- **WORK TO DO**: Show only lines that include "type".

━━━━━━━━━━

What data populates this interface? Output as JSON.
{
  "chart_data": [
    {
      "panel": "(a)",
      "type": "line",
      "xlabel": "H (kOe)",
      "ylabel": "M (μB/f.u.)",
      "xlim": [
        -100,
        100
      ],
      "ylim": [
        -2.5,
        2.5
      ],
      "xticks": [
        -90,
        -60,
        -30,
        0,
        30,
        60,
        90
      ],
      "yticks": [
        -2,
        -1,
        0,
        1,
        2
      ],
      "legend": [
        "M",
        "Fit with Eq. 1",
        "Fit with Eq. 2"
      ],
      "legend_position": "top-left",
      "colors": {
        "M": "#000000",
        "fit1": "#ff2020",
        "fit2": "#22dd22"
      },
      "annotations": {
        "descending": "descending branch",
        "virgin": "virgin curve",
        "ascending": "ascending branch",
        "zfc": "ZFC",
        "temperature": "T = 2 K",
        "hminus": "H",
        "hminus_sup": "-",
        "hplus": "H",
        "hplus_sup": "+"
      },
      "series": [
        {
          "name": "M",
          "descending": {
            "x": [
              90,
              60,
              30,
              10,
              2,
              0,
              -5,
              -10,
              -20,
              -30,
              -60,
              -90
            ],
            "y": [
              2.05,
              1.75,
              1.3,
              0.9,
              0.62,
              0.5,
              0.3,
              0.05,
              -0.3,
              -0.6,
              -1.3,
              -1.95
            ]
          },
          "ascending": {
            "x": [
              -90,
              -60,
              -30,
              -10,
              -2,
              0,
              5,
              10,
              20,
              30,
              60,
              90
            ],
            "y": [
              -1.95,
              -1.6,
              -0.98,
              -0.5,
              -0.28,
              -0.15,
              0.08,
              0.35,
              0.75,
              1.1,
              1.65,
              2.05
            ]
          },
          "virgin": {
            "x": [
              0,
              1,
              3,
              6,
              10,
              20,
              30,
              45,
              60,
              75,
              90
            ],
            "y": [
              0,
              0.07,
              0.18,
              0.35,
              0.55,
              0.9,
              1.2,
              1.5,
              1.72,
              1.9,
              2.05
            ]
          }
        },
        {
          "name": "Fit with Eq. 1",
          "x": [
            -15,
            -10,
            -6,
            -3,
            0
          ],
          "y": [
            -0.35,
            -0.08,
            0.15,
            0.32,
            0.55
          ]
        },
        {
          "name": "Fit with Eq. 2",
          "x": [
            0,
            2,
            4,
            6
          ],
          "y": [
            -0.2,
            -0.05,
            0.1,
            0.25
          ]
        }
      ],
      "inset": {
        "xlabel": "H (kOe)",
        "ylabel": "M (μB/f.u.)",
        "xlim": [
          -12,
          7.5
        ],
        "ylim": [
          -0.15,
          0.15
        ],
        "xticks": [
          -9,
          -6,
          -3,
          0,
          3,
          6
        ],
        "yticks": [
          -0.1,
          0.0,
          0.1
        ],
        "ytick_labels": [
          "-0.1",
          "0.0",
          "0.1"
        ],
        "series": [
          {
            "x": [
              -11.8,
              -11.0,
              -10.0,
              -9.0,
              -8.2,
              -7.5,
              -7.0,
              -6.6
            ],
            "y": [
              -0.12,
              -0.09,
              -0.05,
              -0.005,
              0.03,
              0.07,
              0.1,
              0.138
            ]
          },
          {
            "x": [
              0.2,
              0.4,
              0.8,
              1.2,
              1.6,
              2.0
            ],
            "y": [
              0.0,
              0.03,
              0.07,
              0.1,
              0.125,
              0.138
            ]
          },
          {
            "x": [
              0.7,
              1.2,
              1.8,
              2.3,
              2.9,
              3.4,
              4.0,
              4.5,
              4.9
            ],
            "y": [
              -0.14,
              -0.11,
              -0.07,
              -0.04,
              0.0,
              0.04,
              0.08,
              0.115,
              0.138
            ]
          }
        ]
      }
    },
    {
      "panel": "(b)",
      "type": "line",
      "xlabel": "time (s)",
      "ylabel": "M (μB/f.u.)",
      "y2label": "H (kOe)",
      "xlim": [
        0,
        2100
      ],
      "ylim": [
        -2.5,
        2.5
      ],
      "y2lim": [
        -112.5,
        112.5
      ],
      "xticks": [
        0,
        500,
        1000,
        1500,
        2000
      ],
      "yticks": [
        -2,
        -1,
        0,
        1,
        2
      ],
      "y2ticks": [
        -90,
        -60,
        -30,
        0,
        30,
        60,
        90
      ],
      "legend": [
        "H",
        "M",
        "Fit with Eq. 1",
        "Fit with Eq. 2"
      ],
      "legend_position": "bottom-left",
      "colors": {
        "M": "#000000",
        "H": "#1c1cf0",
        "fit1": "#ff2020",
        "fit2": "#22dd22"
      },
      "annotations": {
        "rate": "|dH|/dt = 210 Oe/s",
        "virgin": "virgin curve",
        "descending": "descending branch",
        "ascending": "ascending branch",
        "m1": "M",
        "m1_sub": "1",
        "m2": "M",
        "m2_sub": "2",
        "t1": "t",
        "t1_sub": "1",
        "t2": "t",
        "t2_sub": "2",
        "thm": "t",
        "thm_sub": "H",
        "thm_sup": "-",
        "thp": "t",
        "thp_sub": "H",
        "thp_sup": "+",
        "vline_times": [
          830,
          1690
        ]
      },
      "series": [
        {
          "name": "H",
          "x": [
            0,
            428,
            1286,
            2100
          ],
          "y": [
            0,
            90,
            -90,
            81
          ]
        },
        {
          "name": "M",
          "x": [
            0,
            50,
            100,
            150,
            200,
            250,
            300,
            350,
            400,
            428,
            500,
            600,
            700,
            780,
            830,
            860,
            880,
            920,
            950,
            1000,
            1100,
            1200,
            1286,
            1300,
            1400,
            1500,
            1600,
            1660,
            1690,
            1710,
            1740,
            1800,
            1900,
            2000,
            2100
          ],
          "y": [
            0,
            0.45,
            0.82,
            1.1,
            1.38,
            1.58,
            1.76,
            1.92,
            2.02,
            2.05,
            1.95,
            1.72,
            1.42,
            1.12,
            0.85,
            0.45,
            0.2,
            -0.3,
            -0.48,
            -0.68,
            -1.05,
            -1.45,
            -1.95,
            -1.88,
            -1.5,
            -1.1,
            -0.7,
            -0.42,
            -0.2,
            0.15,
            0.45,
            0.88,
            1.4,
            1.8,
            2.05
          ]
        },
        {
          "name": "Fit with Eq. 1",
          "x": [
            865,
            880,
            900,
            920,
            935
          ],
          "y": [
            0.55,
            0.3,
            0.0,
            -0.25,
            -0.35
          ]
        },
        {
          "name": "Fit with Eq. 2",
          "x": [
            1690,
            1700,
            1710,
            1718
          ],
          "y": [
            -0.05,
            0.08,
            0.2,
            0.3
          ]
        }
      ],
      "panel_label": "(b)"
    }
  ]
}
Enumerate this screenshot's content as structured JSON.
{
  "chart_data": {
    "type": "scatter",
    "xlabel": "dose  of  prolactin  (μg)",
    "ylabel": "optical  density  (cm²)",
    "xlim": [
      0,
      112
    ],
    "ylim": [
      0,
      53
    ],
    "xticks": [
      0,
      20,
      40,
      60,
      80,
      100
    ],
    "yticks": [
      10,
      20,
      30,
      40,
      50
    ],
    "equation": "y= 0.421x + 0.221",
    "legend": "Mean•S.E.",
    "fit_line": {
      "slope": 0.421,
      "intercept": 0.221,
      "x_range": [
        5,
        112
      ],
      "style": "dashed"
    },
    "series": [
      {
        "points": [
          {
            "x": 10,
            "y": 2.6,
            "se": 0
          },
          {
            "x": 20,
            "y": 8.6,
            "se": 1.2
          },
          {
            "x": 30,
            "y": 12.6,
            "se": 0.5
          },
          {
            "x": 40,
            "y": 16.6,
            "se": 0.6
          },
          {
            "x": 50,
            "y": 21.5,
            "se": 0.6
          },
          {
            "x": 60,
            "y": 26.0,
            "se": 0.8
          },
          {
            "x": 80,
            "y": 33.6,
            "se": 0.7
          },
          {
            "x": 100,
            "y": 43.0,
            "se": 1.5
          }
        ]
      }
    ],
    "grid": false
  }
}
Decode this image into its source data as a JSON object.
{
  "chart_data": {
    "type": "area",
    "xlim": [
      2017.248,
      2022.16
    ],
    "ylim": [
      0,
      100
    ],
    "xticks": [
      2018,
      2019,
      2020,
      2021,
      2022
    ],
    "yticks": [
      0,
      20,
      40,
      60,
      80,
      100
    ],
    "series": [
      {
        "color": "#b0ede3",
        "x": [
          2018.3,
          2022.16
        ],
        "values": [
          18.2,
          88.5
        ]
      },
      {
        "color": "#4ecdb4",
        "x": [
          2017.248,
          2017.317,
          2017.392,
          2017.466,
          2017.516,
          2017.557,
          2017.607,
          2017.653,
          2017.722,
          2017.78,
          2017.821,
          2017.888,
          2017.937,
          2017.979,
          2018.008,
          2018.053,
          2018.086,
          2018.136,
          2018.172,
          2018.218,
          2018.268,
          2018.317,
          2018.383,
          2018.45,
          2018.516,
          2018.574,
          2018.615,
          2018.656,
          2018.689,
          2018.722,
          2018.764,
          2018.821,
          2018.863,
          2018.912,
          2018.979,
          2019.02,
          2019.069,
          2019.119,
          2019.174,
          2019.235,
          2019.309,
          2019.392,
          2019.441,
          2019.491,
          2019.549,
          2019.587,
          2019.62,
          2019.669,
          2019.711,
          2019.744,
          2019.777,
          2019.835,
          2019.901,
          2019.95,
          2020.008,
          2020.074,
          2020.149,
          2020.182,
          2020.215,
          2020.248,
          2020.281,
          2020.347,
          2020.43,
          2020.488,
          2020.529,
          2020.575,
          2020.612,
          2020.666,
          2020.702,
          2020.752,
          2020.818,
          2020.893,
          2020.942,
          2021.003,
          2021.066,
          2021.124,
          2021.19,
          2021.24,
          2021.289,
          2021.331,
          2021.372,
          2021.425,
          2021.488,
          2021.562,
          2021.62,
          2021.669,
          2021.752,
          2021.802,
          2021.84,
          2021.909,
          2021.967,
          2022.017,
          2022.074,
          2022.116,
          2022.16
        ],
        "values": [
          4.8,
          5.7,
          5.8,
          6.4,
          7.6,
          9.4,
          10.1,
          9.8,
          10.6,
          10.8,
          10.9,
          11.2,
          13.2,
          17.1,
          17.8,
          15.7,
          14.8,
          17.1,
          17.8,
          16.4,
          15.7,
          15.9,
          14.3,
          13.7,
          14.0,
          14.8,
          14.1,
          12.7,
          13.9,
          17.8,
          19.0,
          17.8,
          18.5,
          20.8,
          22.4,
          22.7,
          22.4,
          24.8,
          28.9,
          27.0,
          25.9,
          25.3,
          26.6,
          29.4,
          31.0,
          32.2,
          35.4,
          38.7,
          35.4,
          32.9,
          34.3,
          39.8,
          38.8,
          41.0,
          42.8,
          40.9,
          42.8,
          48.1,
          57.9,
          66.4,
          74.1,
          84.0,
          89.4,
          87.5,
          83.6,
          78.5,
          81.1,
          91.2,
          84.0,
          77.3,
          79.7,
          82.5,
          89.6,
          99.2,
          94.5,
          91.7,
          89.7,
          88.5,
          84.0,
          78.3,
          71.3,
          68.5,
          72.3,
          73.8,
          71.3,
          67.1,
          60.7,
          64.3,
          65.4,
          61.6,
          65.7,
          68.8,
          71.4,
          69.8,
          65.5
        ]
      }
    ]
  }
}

━━━━━━━━━━

- **FULL SOLUTION**:
      "type": "line",
      "type": "line",
    "type": "scatter",
    "type": "area",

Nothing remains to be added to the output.